# Task requirements:
Search the entries for the word "машиниста" and pull out each line that has it.

-- START OF Dataset rows --

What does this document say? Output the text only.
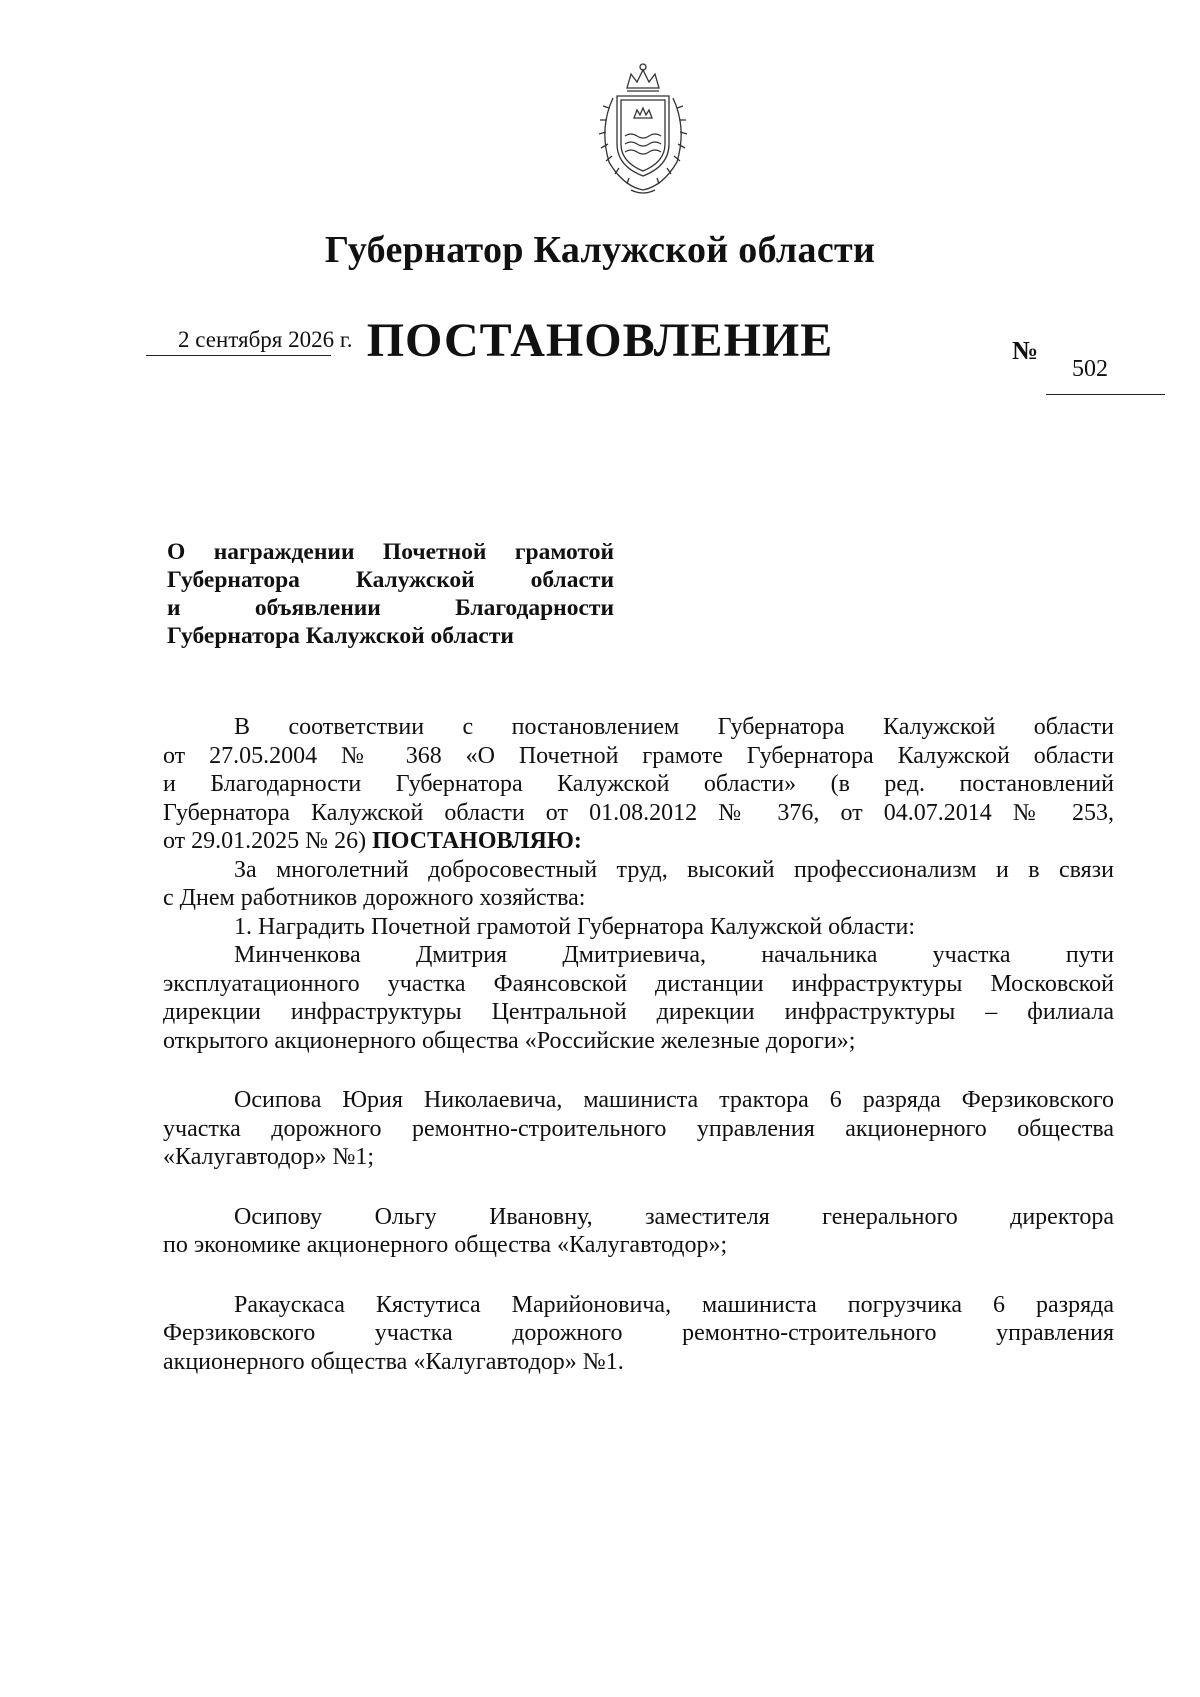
Губернатор Калужской области
ПОСТАНОВЛЕНИЕ
2 сентября 2026 г.	№
502
О награждении Почетной грамотой
Губернатора Калужской области
и объявлении Благодарности
Губернатора Калужской области
В соответствии с постановлением Губернатора Калужской области
от 27.05.2004 № 368 «О Почетной грамоте Губернатора Калужской области
и Благодарности Губернатора Калужской области» (в ред. постановлений
Губернатора Калужской области от 01.08.2012 № 376, от 04.07.2014 № 253,
от 29.01.2025 № 26) ПОСТАНОВЛЯЮ:
За многолетний добросовестный труд, высокий профессионализм и в связи
с Днем работников дорожного хозяйства:
1. Наградить Почетной грамотой Губернатора Калужской области:
Минченкова Дмитрия Дмитриевича, начальника участка пути
эксплуатационного участка Фаянсовской дистанции инфраструктуры Московской
дирекции инфраструктуры Центральной дирекции инфраструктуры – филиала
открытого акционерного общества «Российские железные дороги»;
Осипова Юрия Николаевича, машиниста трактора 6 разряда Ферзиковского
участка дорожного ремонтно-строительного управления акционерного общества
«Калугавтодор» №1;
Осипову Ольгу Ивановну, заместителя генерального директора
по экономике акционерного общества «Калугавтодор»;
Ракаускаса Кястутиса Марийоновича, машиниста погрузчика 6 разряда
Ферзиковского участка дорожного ремонтно-строительного управления
акционерного общества «Калугавтодор» №1.
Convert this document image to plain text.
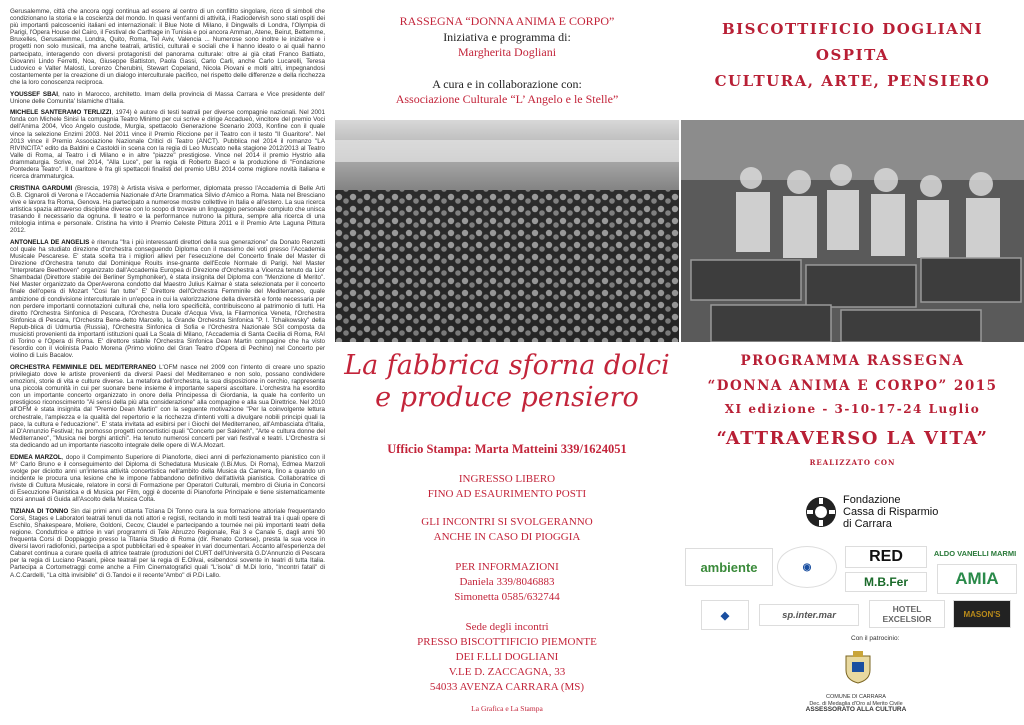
Gerusalemme, città che ancora oggi continua ad essere al centro di un conflitto singolare, ricco di simboli che condizionano la storia e la coscienza del mondo. In quasi vent'anni di attività, i Radiodervish sono stati ospiti dei più importanti palcoscenici italiani ed internazionali: il Blue Note di Milano, il Dingwalls di Londra, l'Olympia di Parigi, l'Opera House del Cairo, il Festival de Carthage in Tunisia e poi ancora Amman, Atene, Beirut, Bettemme, Bruxelles, Gerusalemme, Londra, Quito, Roma, Tel Aviv, Valencia ... Numerose sono inoltre le iniziative e i progetti non solo musicali, ma anche teatrali, artistici, culturali e sociali che li hanno ideato o ai quali hanno partecipato, interagendo con diversi protagonisti del panorama culturale: oltre ai già citati Franco Battiato, Giovanni Lindo Ferretti, Noa, Giuseppe Battiston, Paola Gassi, Carlo Carli, anche Carlo Lucarelli, Teresa Ludovico e Valter Malosti, Lorenzo Cherubini, Stewart Copeland, Nicola Piovani e molti altri, impegnandosi costantemente per la creazione di un dialogo interculturale pacifico, nel rispetto delle differenze e della ricchezza che la loro conoscenza reciproca.

YOUSSEF SBAI, nato in Marocco, architetto. Imam della provincia di Massa Carrara e Vice presidente dell' Unione delle Comunita' Islamiche d'Italia.

MICHELE SANTERAMO TERLIZZI, 1974) è autore di testi teatrali per diverse compagnie nazionali. Nel 2001 fonda con Michele Sinisi la compagnia Teatro Minimo per cui scrive e dirige Accadueò, vincitore del premio Voci dell'Anima 2004, Vico Angelo custode, Murgia, spettacolo Generazione Scenario 2003, Konfine con il quale vince la selezione Enzimi 2003. Nel 2011 vince il Premio Riccione per il Teatro con il testo "Il Guaritore". Nel 2013 vince il Premio Associazione Nazionale Critici di Teatro (ANCT). Pubblica nel 2014 il romanzo "LA RIVINCITA" edito da Baldini e Castoldi in scena con la regia di Leo Muscato nella stagione 2012/2013 al Teatro Valle di Roma, al Teatro i di Milano e in altre "piazze" prestigiose. Vince nel 2014 il premio Hystrio alla drammaturgia. Scrive, nel 2014, "Alla Luce", per la regia di Roberto Bacci e la produzione di "Fondazione Pontedera Teatro". Il Guaritore è fra gli spettacoli finalisti del premio UBU 2014 come migliore novità italiana e ricerca drammaturgica.

CRISTINA GARDUMI (Brescia, 1978) è Artista visiva e performer, diplomata presso l'Accademia di Belle Arti G.B. Cignaroli di Verona e l'Accademia Nazionale d'Arte Drammatica Silvio d'Amico a Roma. Nata nel Bresciano vive e lavora fra Roma, Genova. Ha partecipato a numerose mostre collettive in Italia e all'estero. La sua ricerca artistica spazia attraverso discipline diverse con lo scopo di trovare un linguaggio personale compiuto che unisca trasando il necessario da ognuna. Il teatro e la performance nutrono la pittura, sempre alla ricerca di una mitologia intima e personale. Cristina ha vinto il Premio Celeste Pittura 2011 e il Premio Arte Laguna Pittura 2012.

ANTONELLA DE ANGELIS è ritenuta "fra i più interessanti direttori della sua generazione" da Donato Renzetti col quale ha studiato direzione d'orchestra conseguendo Diploma con il massimo dei voti presso l'Accademia Musicale Pescarese. E' stata scelta tra i migliori allievi per l'esecuzione del Concerto finale del Master di Direzione d'Orchestra tenuto dal Dominique Rouits inse-gnante dell'Ecole Normale di Parigi. Nel Master "Interpretare Beethoven" organizzato dall'Accademia Europea di Direzione d'Orchestra a Vicenza tenuto da Lior Shambadal (Direttore stabile dei Berliner Symphoniker), è stata insignita del Diploma con "Menzione di Merito". Nel Master organizzato da OperAverona condotto dal Maestro Julius Kalmar è stata selezionata per il concerto finale dell'opera di Mozart "Cosi fan tutte" E' Direttore dell'Orchestra Femminile del Mediterraneo, quale ambizione di condivisione interculturale in un'epoca in cui la valorizzazione della diversità e fonte necessaria per non perdere importanti connotazioni culturali che, nella loro specificità, contribuiscono al patrimonio di tutti. Ha diretto l'Orchestra Sinfonica di Pescara, l'Orchestra Ducale d'Acqua Viva, la Filarmonica Veneta, l'Orchestra Sinfonica di Pescara, l'Orchestra Bene-detto Marcello, la Grande Orchestra Sinfonica "P. I. Tchaikowsky" della Repub-blica di Udmurtia (Russia), l'Orchestra Sinfonica di Sofia e l'Orchestra Nazionale SGI composta da musicisti provenienti da importanti istituzioni quali La Scala di Milano, l'Accademia di Santa Cecilia di Roma, RAI di Torino e l'Opera di Roma. E' direttore stabile l'Orchestra Sinfonica Dean Martin compagine che ha visto l'esordio con il violinista Paolo Morena (Primo violino del Gran Teatro d'Opera di Pechino) nel Concerto per violino di Luis Bacalov.

ORCHESTRA FEMMINILE DEL MEDITERRANEO L'OFM nasce nel 2009 con l'intento di creare uno spazio privilegiato dove le artiste provenienti da diversi Paesi del Mediterraneo e non solo, possano condividere emozioni, storie di vita e culture diverse. La metafora dell'orchestra, la sua disposizione in cerchio, rappresenta una piccola comunità in cui per suonare bene insieme è importante sapersi ascoltare. L'orchestra ha esordito con un importante concerto organizzato in onore della Principessa di Giordania, la quale ha conferito un prestigioso riconoscimento "Ai sensi della più alta considerazione" alla compagine e alla sua Direttrice. Nel 2010 all'OFM è stata insignita dal "Premio Dean Martin" con la seguente motivazione "Per la coinvolgente lettura orchestrale, l'ampiezza e la qualità del repertorio e la ricchezza d'intenti volti a divulgare nobili principi quali la pace, la cultura e l'educazione". E' stata invitata ad esibirsi per i Giochi del Mediterraneo, all'Ambasciata d'Italia, al D'Annunzio Festival; ha promosso progetti concertistici quali "Concerto per Sakineh", "Arte e cultura donne del Mediterraneo", "Musica nei borghi antichi". Ha tenuto numerosi concerti per vari festival e teatri. L'Orchestra si sta dedicando ad un importante riascolto integrale delle opere di W.A.Mozart.

EDMEA MARZOL, dopo il Compimento Superiore di Pianoforte, dieci anni di perfezionamento pianistico con il M° Carlo Bruno e il conseguimento del Diploma di Schedatura Musicale (I.Bi.Mus. Di Roma), Edmea Marzoli svolge per diciotto anni un'intensa attività concertistica nell'ambito della Musica da Camera, fino a quando un incidente le procura una lesione che le impone l'abbandono definitivo dell'attività pianistica. Collaboratrice di riviste di Cultura Musicale, relatore in corsi di Formazione per Operatori Culturali, membro di Giuria in Concorsi di Esecuzione Pianistica e di Musica per Film, oggi è docente di Pianoforte Principale e tiene sistematicamente corsi annuali di Guida all'Ascolto della Musica Colta.

TIZIANA DI TONNO Sin dai primi anni ottanta Tiziana Di Tonno cura la sua formazione attoriale frequentando Corsi, Stages e Laboratori teatrali tenuti da noti attori e registi, recitando in molti testi teatrali tra i quali opere di Eschilo, Shakespeare, Moliere, Goldoni, Cecov, Claudel e partecipando a tournée nei più importanti teatri della regione. Conduttrice e attrice in vari programmi di Tele Abruzzo Regionale, Rai 3 e Canale 5, dagli anni '90 frequenta Corsi di Doppiaggio presso la Titania Studio di Roma (dir. Renato Cortese), presta la sua voce in diversi lavori radiofonici, partecipa a spot pubblicitari ed è speaker in vari documentari. Accanto all'esperienza del Cabaret continua a curare quella di attrice teatrale (produzioni del CURT dell'Università G.D'Annunzio di Pescara per la regia di Luciano Pasani, pièce teatrali per la regia di E.Olivai, esibendosi sovente in teatri di tutta Italia. Partecipa a Cortometraggi come anche a Film Cinematografici quali "L'isola" di M.Di Iorio, "Incontri fatali" di A.C.Cardelli, "La città invisibile" di G.Tandoi e il recente"Ambo" di P.Di Lallo.

RASSEGNA “DONNA ANIMA E CORPO”
Iniziativa e programma di:
Margherita Dogliani
A cura e in collaborazione con:
Associazione Culturale “L’ Angelo e le Stelle”
La fabbrica sforna dolci
e produce pensiero
Ufficio Stampa: Marta Matteini 339/1624051
INGRESSO LIBERO
FINO AD ESAURIMENTO POSTI
GLI INCONTRI SI SVOLGERANNO
ANCHE IN CASO DI PIOGGIA
PER INFORMAZIONI
Daniela 339/8046883
Simonetta 0585/632744
Sede degli incontri
PRESSO BISCOTTIFICIO PIEMONTE
DEI F.LLI DOGLIANI
V.LE D. ZACCAGNA, 33
54033 AVENZA CARRARA (MS)
La Grafica e La Stampa
BISCOTTIFICIO DOGLIANI
OSPITA
CULTURA, ARTE, PENSIERO
PROGRAMMA RASSEGNA
“DONNA ANIMA E CORPO” 2015
XI edizione - 3-10-17-24 Luglio
“ATTRAVERSO LA VITA”
REALIZZATO CON
Fondazione
Cassa di Risparmio
di Carrara
ambiente	◉
RED	ALDO VANELLI MARMI
M.B.Fer	AMIA
◆	sp.inter.mar
HOTEL EXCELSIOR	MASON'S
Con il patrocinio:
COMUNE DI CARRARA
Dec. di Medaglia d'Oro al Merito Civile
ASSESSORATO ALLA CULTURA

-- END OF Dataset rows --

# Exercise answer:
Осипова Юрия Николаевича, машиниста трактора 6 разряда Ферзиковского
Ракаускаса Кястутиса Марийоновича, машиниста погрузчика 6 разряда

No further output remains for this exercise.